=== Data for the task ===
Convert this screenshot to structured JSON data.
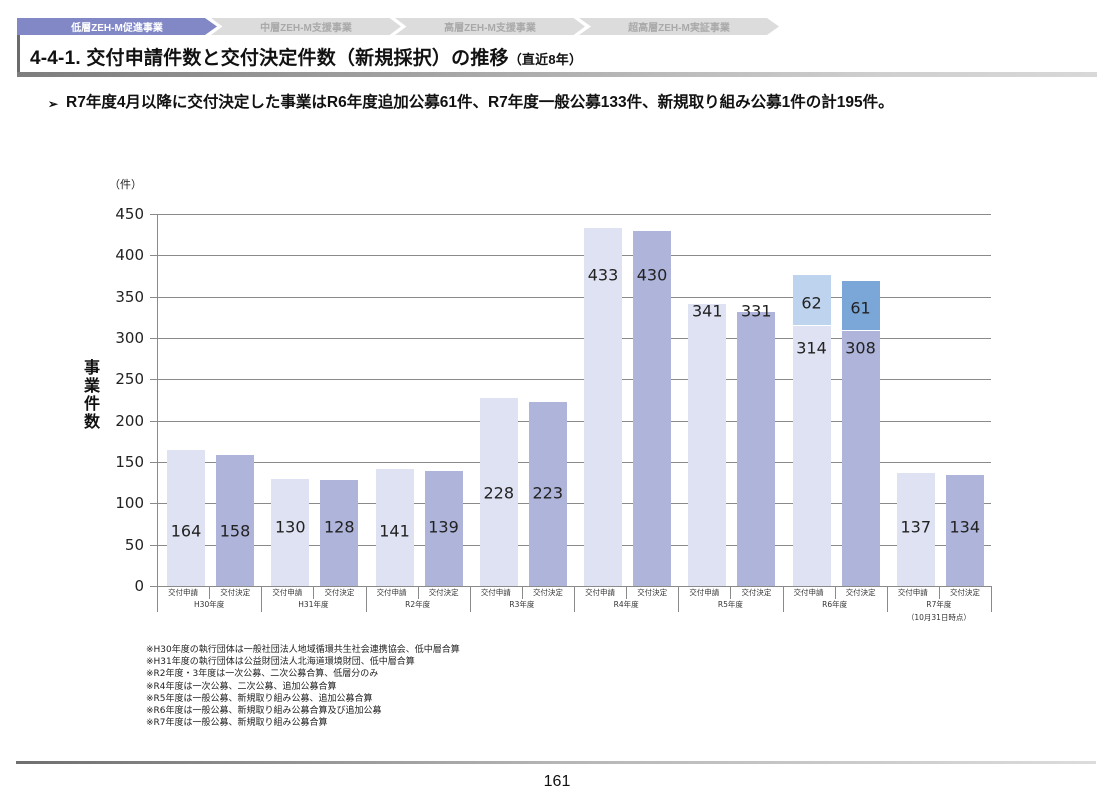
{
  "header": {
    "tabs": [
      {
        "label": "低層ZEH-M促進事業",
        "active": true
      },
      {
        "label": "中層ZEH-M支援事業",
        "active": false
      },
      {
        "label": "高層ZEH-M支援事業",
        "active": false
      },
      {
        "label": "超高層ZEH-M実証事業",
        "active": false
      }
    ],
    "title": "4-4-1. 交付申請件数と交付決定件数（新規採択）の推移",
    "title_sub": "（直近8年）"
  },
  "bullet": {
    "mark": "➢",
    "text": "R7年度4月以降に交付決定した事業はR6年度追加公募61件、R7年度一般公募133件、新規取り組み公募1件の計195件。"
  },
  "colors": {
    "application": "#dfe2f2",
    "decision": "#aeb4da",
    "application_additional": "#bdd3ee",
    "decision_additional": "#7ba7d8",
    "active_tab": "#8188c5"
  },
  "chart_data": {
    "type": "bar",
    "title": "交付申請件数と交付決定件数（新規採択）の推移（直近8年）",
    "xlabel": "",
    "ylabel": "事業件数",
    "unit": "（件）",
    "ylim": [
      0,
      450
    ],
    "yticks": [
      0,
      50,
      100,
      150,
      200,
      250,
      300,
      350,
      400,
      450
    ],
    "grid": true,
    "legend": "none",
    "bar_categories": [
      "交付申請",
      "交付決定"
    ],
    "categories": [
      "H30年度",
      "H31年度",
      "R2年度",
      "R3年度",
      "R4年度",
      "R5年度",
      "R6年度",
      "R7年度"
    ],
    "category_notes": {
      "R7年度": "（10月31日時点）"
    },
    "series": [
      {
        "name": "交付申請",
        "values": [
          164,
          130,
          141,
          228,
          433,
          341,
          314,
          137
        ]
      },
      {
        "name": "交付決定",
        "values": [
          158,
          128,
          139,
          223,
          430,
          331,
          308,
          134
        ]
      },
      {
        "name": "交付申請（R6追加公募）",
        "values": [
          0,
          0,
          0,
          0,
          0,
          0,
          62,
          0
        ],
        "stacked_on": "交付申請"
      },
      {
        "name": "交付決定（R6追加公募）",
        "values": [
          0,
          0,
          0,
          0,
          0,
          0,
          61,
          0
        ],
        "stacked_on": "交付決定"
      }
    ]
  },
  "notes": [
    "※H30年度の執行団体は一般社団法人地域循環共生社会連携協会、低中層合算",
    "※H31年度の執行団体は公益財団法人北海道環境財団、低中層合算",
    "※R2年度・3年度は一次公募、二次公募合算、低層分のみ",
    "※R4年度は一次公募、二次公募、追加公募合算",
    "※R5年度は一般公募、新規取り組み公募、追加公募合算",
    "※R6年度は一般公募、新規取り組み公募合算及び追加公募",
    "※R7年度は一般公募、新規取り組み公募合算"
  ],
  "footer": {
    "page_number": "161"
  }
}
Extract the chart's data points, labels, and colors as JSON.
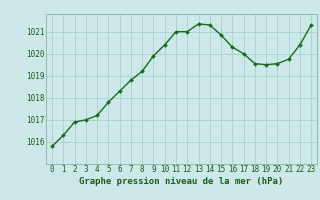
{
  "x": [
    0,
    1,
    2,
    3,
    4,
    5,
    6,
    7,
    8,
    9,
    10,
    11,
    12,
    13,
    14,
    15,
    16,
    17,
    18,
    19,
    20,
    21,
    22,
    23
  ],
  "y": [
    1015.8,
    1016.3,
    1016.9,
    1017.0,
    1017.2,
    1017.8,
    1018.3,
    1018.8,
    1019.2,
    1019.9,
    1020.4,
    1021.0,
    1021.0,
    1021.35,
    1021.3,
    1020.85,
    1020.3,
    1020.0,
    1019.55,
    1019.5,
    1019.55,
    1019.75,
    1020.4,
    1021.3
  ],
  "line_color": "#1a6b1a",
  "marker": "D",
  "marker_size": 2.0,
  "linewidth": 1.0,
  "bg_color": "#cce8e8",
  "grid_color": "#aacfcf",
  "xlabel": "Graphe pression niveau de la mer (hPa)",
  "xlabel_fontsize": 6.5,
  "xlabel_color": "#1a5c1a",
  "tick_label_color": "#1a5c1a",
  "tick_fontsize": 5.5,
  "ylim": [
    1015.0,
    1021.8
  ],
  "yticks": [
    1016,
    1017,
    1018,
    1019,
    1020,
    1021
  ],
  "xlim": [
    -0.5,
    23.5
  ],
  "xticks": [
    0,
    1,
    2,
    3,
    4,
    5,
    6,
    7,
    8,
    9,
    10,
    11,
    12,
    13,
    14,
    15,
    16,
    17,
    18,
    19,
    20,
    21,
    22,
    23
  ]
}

=== Job ===
Every record gets retyped exactly; no picture goes into the copy.

=== Expected output ===
Convert this screenshot to structured JSON data.
{
  "header": {
    "tabs": [
      {
        "label": "低層ZEH-M促進事業",
        "active": true
      },
      {
        "label": "中層ZEH-M支援事業",
        "active": false
      },
      {
        "label": "高層ZEH-M支援事業",
        "active": false
      },
      {
        "label": "超高層ZEH-M実証事業",
        "active": false
      }
    ],
    "title": "4-4-1. 交付申請件数と交付決定件数（新規採択）の推移",
    "title_sub": "（直近8年）"
  },
  "bullet": {
    "mark": "➢",
    "text": "R7年度4月以降に交付決定した事業はR6年度追加公募61件、R7年度一般公募133件、新規取り組み公募1件の計195件。"
  },
  "colors": {
    "application": "#dfe2f2",
    "decision": "#aeb4da",
    "application_additional": "#bdd3ee",
    "decision_additional": "#7ba7d8",
    "active_tab": "#8188c5"
  },
  "chart_data": {
    "type": "bar",
    "title": "交付申請件数と交付決定件数（新規採択）の推移（直近8年）",
    "xlabel": "",
    "ylabel": "事業件数",
    "unit": "（件）",
    "ylim": [
      0,
      450
    ],
    "yticks": [
      0,
      50,
      100,
      150,
      200,
      250,
      300,
      350,
      400,
      450
    ],
    "grid": true,
    "legend": "none",
    "bar_categories": [
      "交付申請",
      "交付決定"
    ],
    "categories": [
      "H30年度",
      "H31年度",
      "R2年度",
      "R3年度",
      "R4年度",
      "R5年度",
      "R6年度",
      "R7年度"
    ],
    "category_notes": {
      "R7年度": "（10月31日時点）"
    },
    "series": [
      {
        "name": "交付申請",
        "values": [
          164,
          130,
          141,
          228,
          433,
          341,
          314,
          137
        ]
      },
      {
        "name": "交付決定",
        "values": [
          158,
          128,
          139,
          223,
          430,
          331,
          308,
          134
        ]
      },
      {
        "name": "交付申請（R6追加公募）",
        "values": [
          0,
          0,
          0,
          0,
          0,
          0,
          62,
          0
        ],
        "stacked_on": "交付申請"
      },
      {
        "name": "交付決定（R6追加公募）",
        "values": [
          0,
          0,
          0,
          0,
          0,
          0,
          61,
          0
        ],
        "stacked_on": "交付決定"
      }
    ]
  },
  "notes": [
    "※H30年度の執行団体は一般社団法人地域循環共生社会連携協会、低中層合算",
    "※H31年度の執行団体は公益財団法人北海道環境財団、低中層合算",
    "※R2年度・3年度は一次公募、二次公募合算、低層分のみ",
    "※R4年度は一次公募、二次公募、追加公募合算",
    "※R5年度は一般公募、新規取り組み公募、追加公募合算",
    "※R6年度は一般公募、新規取り組み公募合算及び追加公募",
    "※R7年度は一般公募、新規取り組み公募合算"
  ],
  "footer": {
    "page_number": "161"
  }
}
Extract the chart's data points, labels, and colors as JSON.
{
  "x": [
    0,
    1,
    2,
    3,
    4,
    5,
    6,
    7,
    8,
    9,
    10,
    11,
    12,
    13,
    14,
    15,
    16,
    17,
    18,
    19,
    20,
    21,
    22,
    23
  ],
  "y": [
    1015.8,
    1016.3,
    1016.9,
    1017.0,
    1017.2,
    1017.8,
    1018.3,
    1018.8,
    1019.2,
    1019.9,
    1020.4,
    1021.0,
    1021.0,
    1021.35,
    1021.3,
    1020.85,
    1020.3,
    1020.0,
    1019.55,
    1019.5,
    1019.55,
    1019.75,
    1020.4,
    1021.3
  ],
  "line_color": "#1a6b1a",
  "marker": "D",
  "marker_size": 2.0,
  "linewidth": 1.0,
  "bg_color": "#cce8e8",
  "grid_color": "#aacfcf",
  "xlabel": "Graphe pression niveau de la mer (hPa)",
  "xlabel_fontsize": 6.5,
  "xlabel_color": "#1a5c1a",
  "tick_label_color": "#1a5c1a",
  "tick_fontsize": 5.5,
  "ylim": [
    1015.0,
    1021.8
  ],
  "yticks": [
    1016,
    1017,
    1018,
    1019,
    1020,
    1021
  ],
  "xlim": [
    -0.5,
    23.5
  ],
  "xticks": [
    0,
    1,
    2,
    3,
    4,
    5,
    6,
    7,
    8,
    9,
    10,
    11,
    12,
    13,
    14,
    15,
    16,
    17,
    18,
    19,
    20,
    21,
    22,
    23
  ]
}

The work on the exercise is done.